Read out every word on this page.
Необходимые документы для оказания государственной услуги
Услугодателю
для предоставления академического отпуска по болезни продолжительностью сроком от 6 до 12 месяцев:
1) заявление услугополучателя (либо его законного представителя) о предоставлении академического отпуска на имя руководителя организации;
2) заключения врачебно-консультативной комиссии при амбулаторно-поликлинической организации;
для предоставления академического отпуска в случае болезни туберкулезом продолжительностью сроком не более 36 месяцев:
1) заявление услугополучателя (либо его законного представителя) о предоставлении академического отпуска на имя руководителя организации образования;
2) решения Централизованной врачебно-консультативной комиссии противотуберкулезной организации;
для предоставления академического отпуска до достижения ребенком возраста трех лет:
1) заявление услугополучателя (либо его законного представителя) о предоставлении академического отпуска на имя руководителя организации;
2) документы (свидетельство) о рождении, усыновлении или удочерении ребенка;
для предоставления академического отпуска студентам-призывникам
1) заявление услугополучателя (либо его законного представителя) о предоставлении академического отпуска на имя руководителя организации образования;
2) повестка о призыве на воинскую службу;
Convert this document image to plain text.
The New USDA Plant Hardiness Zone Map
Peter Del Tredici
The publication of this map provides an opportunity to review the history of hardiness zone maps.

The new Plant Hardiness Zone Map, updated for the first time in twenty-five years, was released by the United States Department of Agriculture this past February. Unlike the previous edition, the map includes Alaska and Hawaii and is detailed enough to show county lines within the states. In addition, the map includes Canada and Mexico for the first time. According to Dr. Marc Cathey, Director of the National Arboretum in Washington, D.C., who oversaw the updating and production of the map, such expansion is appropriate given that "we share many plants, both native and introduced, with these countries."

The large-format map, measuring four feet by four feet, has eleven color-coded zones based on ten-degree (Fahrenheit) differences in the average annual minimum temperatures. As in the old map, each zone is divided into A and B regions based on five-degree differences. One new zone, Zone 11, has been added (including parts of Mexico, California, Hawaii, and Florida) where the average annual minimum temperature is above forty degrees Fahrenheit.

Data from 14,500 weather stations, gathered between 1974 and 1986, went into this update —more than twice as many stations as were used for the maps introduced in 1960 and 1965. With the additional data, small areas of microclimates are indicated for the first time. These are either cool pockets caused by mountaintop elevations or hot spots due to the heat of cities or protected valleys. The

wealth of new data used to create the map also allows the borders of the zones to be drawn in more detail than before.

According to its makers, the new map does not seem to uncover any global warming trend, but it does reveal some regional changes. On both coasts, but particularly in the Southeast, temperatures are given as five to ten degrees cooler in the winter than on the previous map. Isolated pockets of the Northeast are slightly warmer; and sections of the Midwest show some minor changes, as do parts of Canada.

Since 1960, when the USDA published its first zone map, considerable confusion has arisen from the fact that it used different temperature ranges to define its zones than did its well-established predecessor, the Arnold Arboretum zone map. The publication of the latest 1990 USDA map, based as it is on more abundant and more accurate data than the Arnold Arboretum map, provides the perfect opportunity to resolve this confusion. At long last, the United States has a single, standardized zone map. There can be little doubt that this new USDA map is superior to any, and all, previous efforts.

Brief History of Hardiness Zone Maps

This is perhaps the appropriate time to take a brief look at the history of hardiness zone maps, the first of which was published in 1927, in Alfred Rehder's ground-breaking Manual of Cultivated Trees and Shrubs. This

*-*-*

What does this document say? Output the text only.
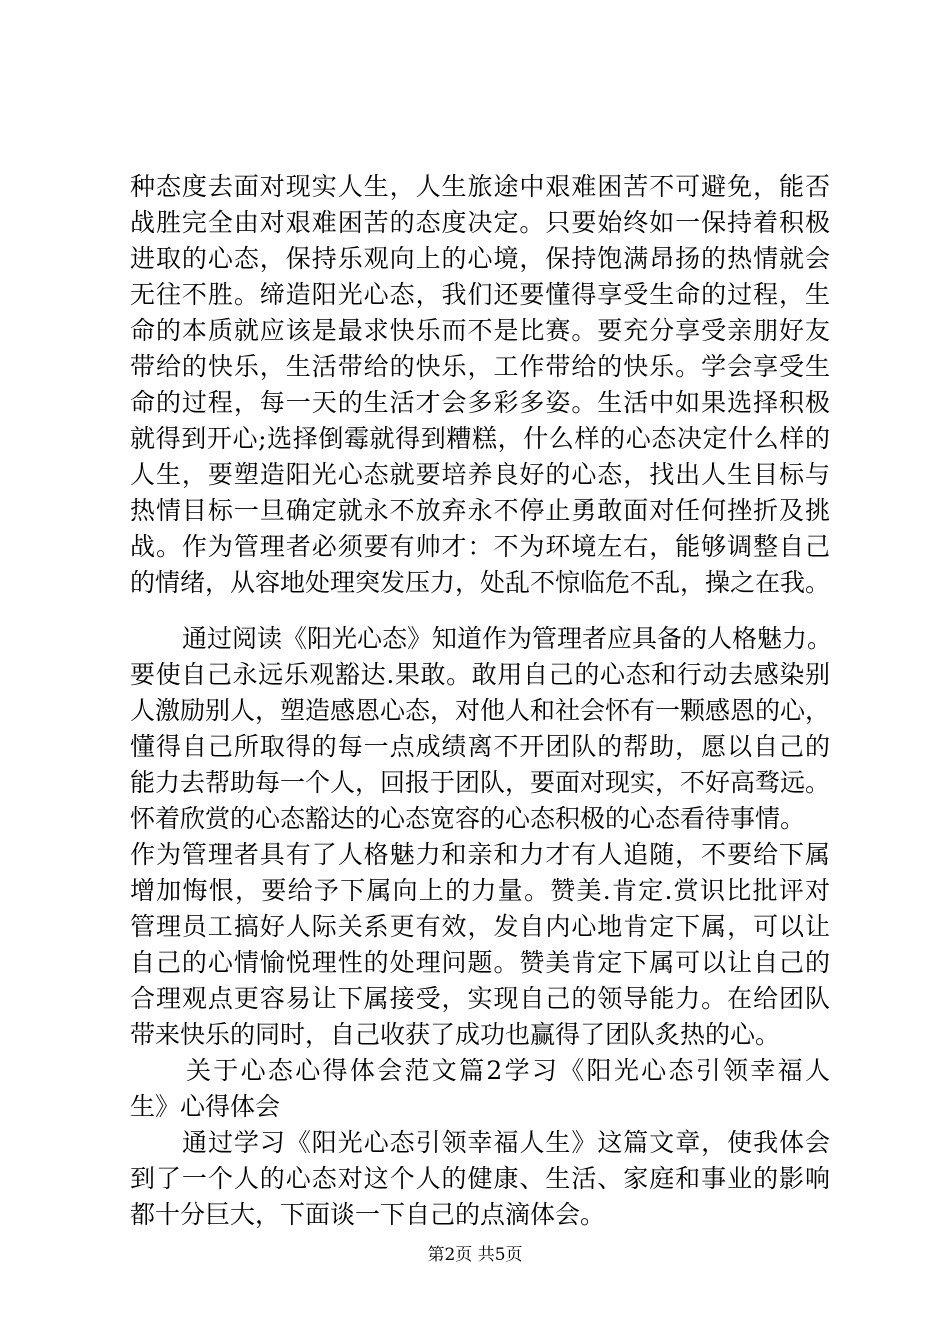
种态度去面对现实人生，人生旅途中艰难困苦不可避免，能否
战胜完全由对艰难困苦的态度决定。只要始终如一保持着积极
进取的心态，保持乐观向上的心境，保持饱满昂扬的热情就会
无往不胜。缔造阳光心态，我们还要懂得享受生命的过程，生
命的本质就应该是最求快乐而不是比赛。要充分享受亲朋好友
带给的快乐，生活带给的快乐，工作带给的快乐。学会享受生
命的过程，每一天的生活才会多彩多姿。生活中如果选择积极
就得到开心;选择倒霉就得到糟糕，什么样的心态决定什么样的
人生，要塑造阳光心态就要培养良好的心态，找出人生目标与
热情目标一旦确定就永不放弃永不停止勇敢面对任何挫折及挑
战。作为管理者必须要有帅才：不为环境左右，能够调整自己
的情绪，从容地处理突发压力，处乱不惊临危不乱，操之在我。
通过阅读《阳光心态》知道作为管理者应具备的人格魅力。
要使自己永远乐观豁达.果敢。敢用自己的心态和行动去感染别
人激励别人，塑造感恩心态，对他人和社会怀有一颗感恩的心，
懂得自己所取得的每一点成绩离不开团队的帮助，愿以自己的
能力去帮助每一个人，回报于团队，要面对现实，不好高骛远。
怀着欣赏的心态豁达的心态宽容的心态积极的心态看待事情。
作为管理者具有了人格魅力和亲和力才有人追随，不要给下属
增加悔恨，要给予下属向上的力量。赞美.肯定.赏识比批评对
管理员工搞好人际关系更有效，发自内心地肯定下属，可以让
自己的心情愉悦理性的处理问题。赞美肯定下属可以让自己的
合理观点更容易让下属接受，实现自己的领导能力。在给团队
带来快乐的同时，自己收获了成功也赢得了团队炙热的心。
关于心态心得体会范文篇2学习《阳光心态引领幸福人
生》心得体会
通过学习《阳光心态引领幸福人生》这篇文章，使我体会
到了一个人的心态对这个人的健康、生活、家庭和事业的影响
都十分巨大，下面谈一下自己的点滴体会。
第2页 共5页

*-*-*

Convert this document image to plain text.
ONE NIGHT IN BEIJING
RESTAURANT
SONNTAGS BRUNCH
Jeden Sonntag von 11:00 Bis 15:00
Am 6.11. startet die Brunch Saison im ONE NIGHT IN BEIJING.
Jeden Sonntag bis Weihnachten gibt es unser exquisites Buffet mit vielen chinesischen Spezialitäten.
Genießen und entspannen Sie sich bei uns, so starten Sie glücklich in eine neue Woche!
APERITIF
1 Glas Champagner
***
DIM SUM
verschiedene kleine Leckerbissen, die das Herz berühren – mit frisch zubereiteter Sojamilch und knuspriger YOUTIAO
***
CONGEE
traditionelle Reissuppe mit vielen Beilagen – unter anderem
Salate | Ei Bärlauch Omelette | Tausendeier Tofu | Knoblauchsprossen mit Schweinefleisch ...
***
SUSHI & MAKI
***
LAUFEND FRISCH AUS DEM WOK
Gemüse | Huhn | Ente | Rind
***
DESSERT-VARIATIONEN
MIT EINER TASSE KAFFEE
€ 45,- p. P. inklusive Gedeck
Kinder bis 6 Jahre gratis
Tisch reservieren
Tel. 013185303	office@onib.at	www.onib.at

*-*-*

• _WORK TO COMPLETE_
From the data above, show each line that contains "болезни".

• _TASK SOLUTION_
для предоставления академического отпуска по болезни продолжительностью сроком от 6 до 12 месяцев:
для предоставления академического отпуска в случае болезни туберкулезом продолжительностью сроком не более 36 месяцев:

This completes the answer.